▶ Stored dataset items

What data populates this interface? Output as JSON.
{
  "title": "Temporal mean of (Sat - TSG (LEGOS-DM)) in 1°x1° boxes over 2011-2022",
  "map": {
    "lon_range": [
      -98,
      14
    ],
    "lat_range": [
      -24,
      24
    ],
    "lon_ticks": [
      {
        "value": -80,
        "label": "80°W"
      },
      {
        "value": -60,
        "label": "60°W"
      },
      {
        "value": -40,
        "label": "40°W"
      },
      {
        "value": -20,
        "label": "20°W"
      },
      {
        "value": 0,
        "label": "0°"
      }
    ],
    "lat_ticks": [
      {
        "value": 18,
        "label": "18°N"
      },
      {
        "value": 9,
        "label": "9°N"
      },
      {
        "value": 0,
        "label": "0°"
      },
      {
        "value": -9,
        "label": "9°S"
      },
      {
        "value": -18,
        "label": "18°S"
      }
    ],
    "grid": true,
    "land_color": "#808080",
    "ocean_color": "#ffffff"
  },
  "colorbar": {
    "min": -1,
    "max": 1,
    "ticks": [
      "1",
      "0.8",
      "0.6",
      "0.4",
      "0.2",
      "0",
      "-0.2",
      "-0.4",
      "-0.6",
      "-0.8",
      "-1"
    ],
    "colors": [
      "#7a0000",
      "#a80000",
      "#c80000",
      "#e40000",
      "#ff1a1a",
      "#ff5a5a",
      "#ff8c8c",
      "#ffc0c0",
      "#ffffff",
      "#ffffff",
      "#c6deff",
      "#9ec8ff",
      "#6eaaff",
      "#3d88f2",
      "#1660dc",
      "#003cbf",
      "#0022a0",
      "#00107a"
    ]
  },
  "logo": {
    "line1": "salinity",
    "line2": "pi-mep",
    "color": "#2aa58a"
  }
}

--

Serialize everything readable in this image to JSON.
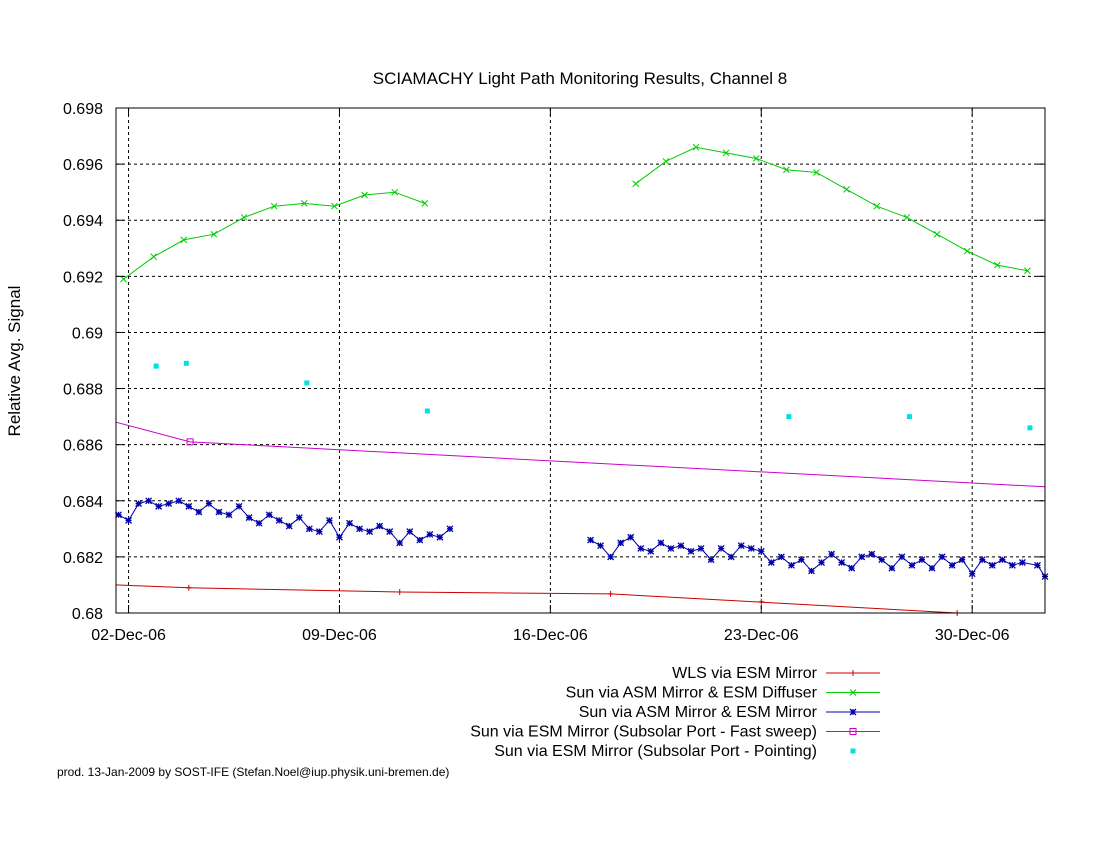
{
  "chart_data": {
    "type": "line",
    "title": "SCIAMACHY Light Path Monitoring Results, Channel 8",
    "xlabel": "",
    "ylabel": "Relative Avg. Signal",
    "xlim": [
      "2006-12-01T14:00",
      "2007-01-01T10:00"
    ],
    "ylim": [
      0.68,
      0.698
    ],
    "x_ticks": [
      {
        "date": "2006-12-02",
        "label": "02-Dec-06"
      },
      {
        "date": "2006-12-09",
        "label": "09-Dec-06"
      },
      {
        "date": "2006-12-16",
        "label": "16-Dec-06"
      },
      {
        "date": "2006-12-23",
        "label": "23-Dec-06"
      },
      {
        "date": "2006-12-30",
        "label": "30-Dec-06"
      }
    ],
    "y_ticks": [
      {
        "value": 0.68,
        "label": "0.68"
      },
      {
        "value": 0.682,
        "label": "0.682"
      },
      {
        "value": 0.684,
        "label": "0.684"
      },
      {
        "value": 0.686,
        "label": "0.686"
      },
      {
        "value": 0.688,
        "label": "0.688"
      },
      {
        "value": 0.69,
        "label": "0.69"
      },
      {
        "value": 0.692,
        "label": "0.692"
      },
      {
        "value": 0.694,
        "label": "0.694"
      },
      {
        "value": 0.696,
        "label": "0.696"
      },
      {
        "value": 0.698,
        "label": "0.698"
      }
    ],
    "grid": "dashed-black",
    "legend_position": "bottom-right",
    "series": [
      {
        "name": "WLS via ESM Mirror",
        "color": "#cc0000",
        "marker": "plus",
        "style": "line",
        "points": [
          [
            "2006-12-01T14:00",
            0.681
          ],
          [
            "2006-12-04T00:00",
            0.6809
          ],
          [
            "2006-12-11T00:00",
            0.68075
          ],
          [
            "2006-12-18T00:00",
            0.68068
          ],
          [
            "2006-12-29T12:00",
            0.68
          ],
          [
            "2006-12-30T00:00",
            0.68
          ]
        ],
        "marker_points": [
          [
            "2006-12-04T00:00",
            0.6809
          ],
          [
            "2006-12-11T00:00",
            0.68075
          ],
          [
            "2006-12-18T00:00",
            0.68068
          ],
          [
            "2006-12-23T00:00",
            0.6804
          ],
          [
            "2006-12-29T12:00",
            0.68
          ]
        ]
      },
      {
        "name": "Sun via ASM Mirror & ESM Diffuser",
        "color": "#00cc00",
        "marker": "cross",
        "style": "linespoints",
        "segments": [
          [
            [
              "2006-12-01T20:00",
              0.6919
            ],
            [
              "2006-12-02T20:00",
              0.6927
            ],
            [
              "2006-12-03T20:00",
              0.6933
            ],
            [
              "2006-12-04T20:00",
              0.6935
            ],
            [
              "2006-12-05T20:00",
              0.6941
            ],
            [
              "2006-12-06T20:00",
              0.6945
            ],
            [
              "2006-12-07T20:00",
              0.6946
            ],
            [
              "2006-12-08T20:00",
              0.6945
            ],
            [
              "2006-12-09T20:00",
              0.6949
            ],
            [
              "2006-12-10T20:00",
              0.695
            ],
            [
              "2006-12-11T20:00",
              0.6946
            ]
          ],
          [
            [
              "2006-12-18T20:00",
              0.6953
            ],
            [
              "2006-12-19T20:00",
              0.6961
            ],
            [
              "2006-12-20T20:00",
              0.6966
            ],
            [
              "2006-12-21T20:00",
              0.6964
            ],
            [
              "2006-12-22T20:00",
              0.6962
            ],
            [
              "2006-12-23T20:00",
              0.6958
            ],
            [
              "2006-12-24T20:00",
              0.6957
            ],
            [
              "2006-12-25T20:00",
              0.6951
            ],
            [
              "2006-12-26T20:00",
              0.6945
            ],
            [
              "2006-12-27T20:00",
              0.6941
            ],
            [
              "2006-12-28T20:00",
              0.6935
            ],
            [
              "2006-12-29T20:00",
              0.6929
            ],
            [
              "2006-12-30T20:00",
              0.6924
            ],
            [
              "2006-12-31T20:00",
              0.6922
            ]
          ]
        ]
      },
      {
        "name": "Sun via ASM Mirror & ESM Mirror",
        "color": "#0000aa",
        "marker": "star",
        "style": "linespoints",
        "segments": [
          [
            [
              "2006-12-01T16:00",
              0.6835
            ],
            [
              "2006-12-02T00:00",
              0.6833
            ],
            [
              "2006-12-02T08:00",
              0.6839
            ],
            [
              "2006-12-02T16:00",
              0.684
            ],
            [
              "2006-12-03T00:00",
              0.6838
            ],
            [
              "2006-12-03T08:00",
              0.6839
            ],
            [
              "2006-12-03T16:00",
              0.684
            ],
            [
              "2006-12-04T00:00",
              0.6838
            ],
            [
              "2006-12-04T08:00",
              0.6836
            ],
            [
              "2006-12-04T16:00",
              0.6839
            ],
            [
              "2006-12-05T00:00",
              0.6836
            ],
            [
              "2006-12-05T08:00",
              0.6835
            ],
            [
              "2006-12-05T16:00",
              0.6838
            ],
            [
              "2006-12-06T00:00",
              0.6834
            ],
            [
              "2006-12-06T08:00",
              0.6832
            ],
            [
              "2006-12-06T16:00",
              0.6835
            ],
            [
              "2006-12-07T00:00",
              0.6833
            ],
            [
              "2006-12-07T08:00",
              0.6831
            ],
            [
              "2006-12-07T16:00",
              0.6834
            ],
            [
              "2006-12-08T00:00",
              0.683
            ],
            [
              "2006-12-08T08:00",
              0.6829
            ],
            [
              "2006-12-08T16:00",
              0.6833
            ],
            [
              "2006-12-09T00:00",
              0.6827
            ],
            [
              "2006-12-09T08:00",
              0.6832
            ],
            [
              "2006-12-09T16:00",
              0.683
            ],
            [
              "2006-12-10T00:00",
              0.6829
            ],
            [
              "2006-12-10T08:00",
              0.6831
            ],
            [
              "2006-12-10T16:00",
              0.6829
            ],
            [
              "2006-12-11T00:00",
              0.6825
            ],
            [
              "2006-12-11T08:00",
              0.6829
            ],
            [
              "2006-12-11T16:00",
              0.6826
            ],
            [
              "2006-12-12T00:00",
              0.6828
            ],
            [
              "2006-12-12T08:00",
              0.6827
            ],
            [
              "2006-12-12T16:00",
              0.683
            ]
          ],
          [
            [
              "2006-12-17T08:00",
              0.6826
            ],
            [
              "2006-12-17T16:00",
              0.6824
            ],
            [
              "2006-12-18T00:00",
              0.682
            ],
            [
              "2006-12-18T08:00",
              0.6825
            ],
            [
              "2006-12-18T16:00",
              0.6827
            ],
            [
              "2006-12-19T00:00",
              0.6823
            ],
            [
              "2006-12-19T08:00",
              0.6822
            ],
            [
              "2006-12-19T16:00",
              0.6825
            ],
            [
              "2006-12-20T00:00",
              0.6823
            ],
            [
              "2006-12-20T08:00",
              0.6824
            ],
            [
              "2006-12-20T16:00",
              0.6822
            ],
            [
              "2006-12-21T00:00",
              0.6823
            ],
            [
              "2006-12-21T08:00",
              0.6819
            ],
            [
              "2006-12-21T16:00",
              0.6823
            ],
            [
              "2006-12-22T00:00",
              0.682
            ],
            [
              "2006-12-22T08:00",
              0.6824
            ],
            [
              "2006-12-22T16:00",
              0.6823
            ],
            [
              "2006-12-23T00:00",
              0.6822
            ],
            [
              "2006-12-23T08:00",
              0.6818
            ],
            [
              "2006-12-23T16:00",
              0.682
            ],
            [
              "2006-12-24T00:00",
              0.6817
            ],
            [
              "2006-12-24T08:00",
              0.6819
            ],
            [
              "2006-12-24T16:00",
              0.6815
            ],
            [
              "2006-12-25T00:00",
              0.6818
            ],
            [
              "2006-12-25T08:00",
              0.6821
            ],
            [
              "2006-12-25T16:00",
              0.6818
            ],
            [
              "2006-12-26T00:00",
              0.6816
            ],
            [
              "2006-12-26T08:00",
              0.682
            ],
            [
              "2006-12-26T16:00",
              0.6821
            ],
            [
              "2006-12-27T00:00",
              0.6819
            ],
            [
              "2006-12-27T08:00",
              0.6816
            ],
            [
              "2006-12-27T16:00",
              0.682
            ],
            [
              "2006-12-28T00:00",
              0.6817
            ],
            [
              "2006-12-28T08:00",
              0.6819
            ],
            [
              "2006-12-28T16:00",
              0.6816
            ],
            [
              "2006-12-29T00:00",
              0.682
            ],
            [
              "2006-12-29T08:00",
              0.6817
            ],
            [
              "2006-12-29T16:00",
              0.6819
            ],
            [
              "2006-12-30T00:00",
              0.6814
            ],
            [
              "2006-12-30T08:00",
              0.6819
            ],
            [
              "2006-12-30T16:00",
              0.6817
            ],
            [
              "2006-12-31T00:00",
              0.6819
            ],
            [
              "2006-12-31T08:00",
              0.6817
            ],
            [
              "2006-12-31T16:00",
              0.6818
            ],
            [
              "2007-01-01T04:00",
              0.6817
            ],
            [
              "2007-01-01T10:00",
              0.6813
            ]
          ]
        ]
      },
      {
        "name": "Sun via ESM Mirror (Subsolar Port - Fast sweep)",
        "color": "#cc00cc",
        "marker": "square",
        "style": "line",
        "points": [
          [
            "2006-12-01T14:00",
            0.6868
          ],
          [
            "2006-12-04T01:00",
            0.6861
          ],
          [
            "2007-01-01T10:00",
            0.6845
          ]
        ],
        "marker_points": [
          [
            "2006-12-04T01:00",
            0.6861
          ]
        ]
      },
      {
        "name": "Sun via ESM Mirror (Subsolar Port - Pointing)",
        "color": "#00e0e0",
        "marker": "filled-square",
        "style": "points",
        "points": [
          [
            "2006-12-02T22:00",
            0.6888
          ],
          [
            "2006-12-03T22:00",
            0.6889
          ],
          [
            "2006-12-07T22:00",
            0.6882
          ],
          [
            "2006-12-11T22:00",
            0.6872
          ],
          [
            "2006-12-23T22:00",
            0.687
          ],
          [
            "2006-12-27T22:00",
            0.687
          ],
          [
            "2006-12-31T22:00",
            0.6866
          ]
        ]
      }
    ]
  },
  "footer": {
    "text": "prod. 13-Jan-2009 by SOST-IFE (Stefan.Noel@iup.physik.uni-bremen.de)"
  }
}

▶ Instruction
State how many lines of the material contain the string "title", with no other words.

▶ Written response
2